> **Exercise**
Each line should be copied exactly.

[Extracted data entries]
>>>

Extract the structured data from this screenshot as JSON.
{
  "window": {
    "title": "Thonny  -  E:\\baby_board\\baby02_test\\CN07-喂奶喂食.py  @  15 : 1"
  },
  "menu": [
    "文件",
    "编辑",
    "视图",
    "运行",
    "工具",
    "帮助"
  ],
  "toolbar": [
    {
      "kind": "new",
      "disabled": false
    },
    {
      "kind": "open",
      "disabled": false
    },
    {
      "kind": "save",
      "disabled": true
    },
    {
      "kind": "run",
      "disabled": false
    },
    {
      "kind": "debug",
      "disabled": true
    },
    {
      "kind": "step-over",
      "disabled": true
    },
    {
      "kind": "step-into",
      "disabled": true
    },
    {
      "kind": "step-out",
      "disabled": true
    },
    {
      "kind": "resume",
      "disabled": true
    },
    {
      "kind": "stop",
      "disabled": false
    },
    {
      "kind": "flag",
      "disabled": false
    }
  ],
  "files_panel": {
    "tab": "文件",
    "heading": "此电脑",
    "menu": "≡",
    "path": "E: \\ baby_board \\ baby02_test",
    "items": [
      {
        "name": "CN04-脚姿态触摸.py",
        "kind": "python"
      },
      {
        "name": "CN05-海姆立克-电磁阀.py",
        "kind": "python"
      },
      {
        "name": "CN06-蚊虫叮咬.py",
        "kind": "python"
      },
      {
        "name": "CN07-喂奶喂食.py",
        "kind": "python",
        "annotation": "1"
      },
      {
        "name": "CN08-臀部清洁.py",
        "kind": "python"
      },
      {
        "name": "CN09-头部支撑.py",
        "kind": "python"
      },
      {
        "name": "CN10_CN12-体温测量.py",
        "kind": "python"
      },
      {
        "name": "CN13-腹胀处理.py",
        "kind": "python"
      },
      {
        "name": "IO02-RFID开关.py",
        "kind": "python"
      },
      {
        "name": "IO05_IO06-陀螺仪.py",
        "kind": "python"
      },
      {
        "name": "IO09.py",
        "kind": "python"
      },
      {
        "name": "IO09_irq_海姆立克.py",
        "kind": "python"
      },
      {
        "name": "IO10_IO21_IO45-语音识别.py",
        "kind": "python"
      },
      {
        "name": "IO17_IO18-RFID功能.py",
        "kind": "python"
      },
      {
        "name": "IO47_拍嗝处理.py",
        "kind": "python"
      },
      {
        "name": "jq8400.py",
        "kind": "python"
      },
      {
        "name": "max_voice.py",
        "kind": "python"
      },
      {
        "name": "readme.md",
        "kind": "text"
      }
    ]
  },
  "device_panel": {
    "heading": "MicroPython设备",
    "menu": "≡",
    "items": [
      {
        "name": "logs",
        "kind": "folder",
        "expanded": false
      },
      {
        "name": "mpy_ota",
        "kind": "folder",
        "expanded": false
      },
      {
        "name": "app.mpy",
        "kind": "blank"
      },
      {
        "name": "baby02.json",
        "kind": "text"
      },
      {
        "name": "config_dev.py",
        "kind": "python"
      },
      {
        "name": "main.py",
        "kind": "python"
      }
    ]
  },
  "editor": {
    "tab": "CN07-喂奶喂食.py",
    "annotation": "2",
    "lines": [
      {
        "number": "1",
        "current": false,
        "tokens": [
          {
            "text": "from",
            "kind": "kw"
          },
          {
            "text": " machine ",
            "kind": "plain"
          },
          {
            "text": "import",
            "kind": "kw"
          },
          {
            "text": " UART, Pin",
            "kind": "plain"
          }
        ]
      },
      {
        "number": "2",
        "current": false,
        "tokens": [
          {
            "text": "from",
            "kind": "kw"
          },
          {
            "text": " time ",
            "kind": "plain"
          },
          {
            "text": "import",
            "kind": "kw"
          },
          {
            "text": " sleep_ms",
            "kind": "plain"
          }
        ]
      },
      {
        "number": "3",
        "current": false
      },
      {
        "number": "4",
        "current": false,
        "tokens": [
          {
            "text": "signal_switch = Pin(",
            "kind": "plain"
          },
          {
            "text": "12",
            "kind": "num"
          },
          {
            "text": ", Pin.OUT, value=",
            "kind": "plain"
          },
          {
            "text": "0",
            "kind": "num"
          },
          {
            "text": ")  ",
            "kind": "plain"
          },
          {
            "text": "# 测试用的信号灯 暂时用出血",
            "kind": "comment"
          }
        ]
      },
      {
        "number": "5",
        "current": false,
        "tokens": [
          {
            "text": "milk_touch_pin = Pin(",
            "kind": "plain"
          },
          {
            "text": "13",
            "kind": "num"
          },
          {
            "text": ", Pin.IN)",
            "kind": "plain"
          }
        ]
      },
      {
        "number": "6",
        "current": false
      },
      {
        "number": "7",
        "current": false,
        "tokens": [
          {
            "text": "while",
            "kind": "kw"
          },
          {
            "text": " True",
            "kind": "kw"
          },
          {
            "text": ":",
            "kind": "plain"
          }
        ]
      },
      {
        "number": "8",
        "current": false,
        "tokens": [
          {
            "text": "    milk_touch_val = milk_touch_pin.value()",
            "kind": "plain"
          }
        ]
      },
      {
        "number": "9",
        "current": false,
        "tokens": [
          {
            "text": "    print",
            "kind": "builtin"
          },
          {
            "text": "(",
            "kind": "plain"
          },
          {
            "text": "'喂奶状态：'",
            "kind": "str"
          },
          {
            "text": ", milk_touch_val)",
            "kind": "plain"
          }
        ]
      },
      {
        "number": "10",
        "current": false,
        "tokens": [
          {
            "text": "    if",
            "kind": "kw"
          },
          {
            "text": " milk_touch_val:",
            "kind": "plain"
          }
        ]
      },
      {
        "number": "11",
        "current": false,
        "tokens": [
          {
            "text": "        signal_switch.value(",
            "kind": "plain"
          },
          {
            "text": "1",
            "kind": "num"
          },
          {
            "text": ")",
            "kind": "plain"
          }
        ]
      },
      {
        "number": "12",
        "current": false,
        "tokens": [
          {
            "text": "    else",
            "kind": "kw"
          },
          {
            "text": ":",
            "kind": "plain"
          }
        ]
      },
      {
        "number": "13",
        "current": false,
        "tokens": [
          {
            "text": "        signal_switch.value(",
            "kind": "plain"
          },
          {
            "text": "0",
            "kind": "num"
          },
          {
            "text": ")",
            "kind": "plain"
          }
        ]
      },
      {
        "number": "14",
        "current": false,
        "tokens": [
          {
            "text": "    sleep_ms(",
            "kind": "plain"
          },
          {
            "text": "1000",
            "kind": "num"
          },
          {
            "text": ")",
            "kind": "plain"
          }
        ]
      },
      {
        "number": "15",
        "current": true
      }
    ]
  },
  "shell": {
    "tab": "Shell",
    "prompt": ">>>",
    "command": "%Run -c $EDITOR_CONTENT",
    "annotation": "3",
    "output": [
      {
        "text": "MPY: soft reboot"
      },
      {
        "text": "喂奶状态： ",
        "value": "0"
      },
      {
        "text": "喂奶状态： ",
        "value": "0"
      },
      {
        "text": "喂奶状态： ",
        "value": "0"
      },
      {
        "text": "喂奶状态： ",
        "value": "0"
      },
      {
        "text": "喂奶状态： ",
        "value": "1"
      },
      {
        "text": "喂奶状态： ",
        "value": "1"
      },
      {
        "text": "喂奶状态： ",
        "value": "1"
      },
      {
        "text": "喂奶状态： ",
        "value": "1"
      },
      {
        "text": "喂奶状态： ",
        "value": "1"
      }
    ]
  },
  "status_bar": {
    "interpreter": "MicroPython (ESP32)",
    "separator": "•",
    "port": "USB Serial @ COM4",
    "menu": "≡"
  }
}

<<<

> **Answer to the problem**
Extract the structured data from this screenshot as JSON.
{
  "window": {
    "title": "Thonny  -  E:\\baby_board\\baby02_test\\CN07-喂奶喂食.py  @  15 : 1"
  },
  "menu": [
    "文件",
    "编辑",
    "视图",
    "运行",
    "工具",
    "帮助"
  ],
  "toolbar": [
    {
      "kind": "new",
      "disabled": false
    },
    {
      "kind": "open",
      "disabled": false
    },
    {
      "kind": "save",
      "disabled": true
    },
    {
      "kind": "run",
      "disabled": false
    },
    {
      "kind": "debug",
      "disabled": true
    },
    {
      "kind": "step-over",
      "disabled": true
    },
    {
      "kind": "step-into",
      "disabled": true
    },
    {
      "kind": "step-out",
      "disabled": true
    },
    {
      "kind": "resume",
      "disabled": true
    },
    {
      "kind": "stop",
      "disabled": false
    },
    {
      "kind": "flag",
      "disabled": false
    }
  ],
  "files_panel": {
    "tab": "文件",
    "heading": "此电脑",
    "menu": "≡",
    "path": "E: \\ baby_board \\ baby02_test",
    "items": [
      {
        "name": "CN04-脚姿态触摸.py",
        "kind": "python"
      },
      {
        "name": "CN05-海姆立克-电磁阀.py",
        "kind": "python"
      },
      {
        "name": "CN06-蚊虫叮咬.py",
        "kind": "python"
      },
      {
        "name": "CN07-喂奶喂食.py",
        "kind": "python",
        "annotation": "1"
      },
      {
        "name": "CN08-臀部清洁.py",
        "kind": "python"
      },
      {
        "name": "CN09-头部支撑.py",
        "kind": "python"
      },
      {
        "name": "CN10_CN12-体温测量.py",
        "kind": "python"
      },
      {
        "name": "CN13-腹胀处理.py",
        "kind": "python"
      },
      {
        "name": "IO02-RFID开关.py",
        "kind": "python"
      },
      {
        "name": "IO05_IO06-陀螺仪.py",
        "kind": "python"
      },
      {
        "name": "IO09.py",
        "kind": "python"
      },
      {
        "name": "IO09_irq_海姆立克.py",
        "kind": "python"
      },
      {
        "name": "IO10_IO21_IO45-语音识别.py",
        "kind": "python"
      },
      {
        "name": "IO17_IO18-RFID功能.py",
        "kind": "python"
      },
      {
        "name": "IO47_拍嗝处理.py",
        "kind": "python"
      },
      {
        "name": "jq8400.py",
        "kind": "python"
      },
      {
        "name": "max_voice.py",
        "kind": "python"
      },
      {
        "name": "readme.md",
        "kind": "text"
      }
    ]
  },
  "device_panel": {
    "heading": "MicroPython设备",
    "menu": "≡",
    "items": [
      {
        "name": "logs",
        "kind": "folder",
        "expanded": false
      },
      {
        "name": "mpy_ota",
        "kind": "folder",
        "expanded": false
      },
      {
        "name": "app.mpy",
        "kind": "blank"
      },
      {
        "name": "baby02.json",
        "kind": "text"
      },
      {
        "name": "config_dev.py",
        "kind": "python"
      },
      {
        "name": "main.py",
        "kind": "python"
      }
    ]
  },
  "editor": {
    "tab": "CN07-喂奶喂食.py",
    "annotation": "2",
    "lines": [
      {
        "number": "1",
        "current": false,
        "tokens": [
          {
            "text": "from",
            "kind": "kw"
          },
          {
            "text": " machine ",
            "kind": "plain"
          },
          {
            "text": "import",
            "kind": "kw"
          },
          {
            "text": " UART, Pin",
            "kind": "plain"
          }
        ]
      },
      {
        "number": "2",
        "current": false,
        "tokens": [
          {
            "text": "from",
            "kind": "kw"
          },
          {
            "text": " time ",
            "kind": "plain"
          },
          {
            "text": "import",
            "kind": "kw"
          },
          {
            "text": " sleep_ms",
            "kind": "plain"
          }
        ]
      },
      {
        "number": "3",
        "current": false
      },
      {
        "number": "4",
        "current": false,
        "tokens": [
          {
            "text": "signal_switch = Pin(",
            "kind": "plain"
          },
          {
            "text": "12",
            "kind": "num"
          },
          {
            "text": ", Pin.OUT, value=",
            "kind": "plain"
          },
          {
            "text": "0",
            "kind": "num"
          },
          {
            "text": ")  ",
            "kind": "plain"
          },
          {
            "text": "# 测试用的信号灯 暂时用出血",
            "kind": "comment"
          }
        ]
      },
      {
        "number": "5",
        "current": false,
        "tokens": [
          {
            "text": "milk_touch_pin = Pin(",
            "kind": "plain"
          },
          {
            "text": "13",
            "kind": "num"
          },
          {
            "text": ", Pin.IN)",
            "kind": "plain"
          }
        ]
      },
      {
        "number": "6",
        "current": false
      },
      {
        "number": "7",
        "current": false,
        "tokens": [
          {
            "text": "while",
            "kind": "kw"
          },
          {
            "text": " True",
            "kind": "kw"
          },
          {
            "text": ":",
            "kind": "plain"
          }
        ]
      },
      {
        "number": "8",
        "current": false,
        "tokens": [
          {
            "text": "    milk_touch_val = milk_touch_pin.value()",
            "kind": "plain"
          }
        ]
      },
      {
        "number": "9",
        "current": false,
        "tokens": [
          {
            "text": "    print",
            "kind": "builtin"
          },
          {
            "text": "(",
            "kind": "plain"
          },
          {
            "text": "'喂奶状态：'",
            "kind": "str"
          },
          {
            "text": ", milk_touch_val)",
            "kind": "plain"
          }
        ]
      },
      {
        "number": "10",
        "current": false,
        "tokens": [
          {
            "text": "    if",
            "kind": "kw"
          },
          {
            "text": " milk_touch_val:",
            "kind": "plain"
          }
        ]
      },
      {
        "number": "11",
        "current": false,
        "tokens": [
          {
            "text": "        signal_switch.value(",
            "kind": "plain"
          },
          {
            "text": "1",
            "kind": "num"
          },
          {
            "text": ")",
            "kind": "plain"
          }
        ]
      },
      {
        "number": "12",
        "current": false,
        "tokens": [
          {
            "text": "    else",
            "kind": "kw"
          },
          {
            "text": ":",
            "kind": "plain"
          }
        ]
      },
      {
        "number": "13",
        "current": false,
        "tokens": [
          {
            "text": "        signal_switch.value(",
            "kind": "plain"
          },
          {
            "text": "0",
            "kind": "num"
          },
          {
            "text": ")",
            "kind": "plain"
          }
        ]
      },
      {
        "number": "14",
        "current": false,
        "tokens": [
          {
            "text": "    sleep_ms(",
            "kind": "plain"
          },
          {
            "text": "1000",
            "kind": "num"
          },
          {
            "text": ")",
            "kind": "plain"
          }
        ]
      },
      {
        "number": "15",
        "current": true
      }
    ]
  },
  "shell": {
    "tab": "Shell",
    "prompt": ">>>",
    "command": "%Run -c $EDITOR_CONTENT",
    "annotation": "3",
    "output": [
      {
        "text": "MPY: soft reboot"
      },
      {
        "text": "喂奶状态： ",
        "value": "0"
      },
      {
        "text": "喂奶状态： ",
        "value": "0"
      },
      {
        "text": "喂奶状态： ",
        "value": "0"
      },
      {
        "text": "喂奶状态： ",
        "value": "0"
      },
      {
        "text": "喂奶状态： ",
        "value": "1"
      },
      {
        "text": "喂奶状态： ",
        "value": "1"
      },
      {
        "text": "喂奶状态： ",
        "value": "1"
      },
      {
        "text": "喂奶状态： ",
        "value": "1"
      },
      {
        "text": "喂奶状态： ",
        "value": "1"
      }
    ]
  },
  "status_bar": {
    "interpreter": "MicroPython (ESP32)",
    "separator": "•",
    "port": "USB Serial @ COM4",
    "menu": "≡"
  }
}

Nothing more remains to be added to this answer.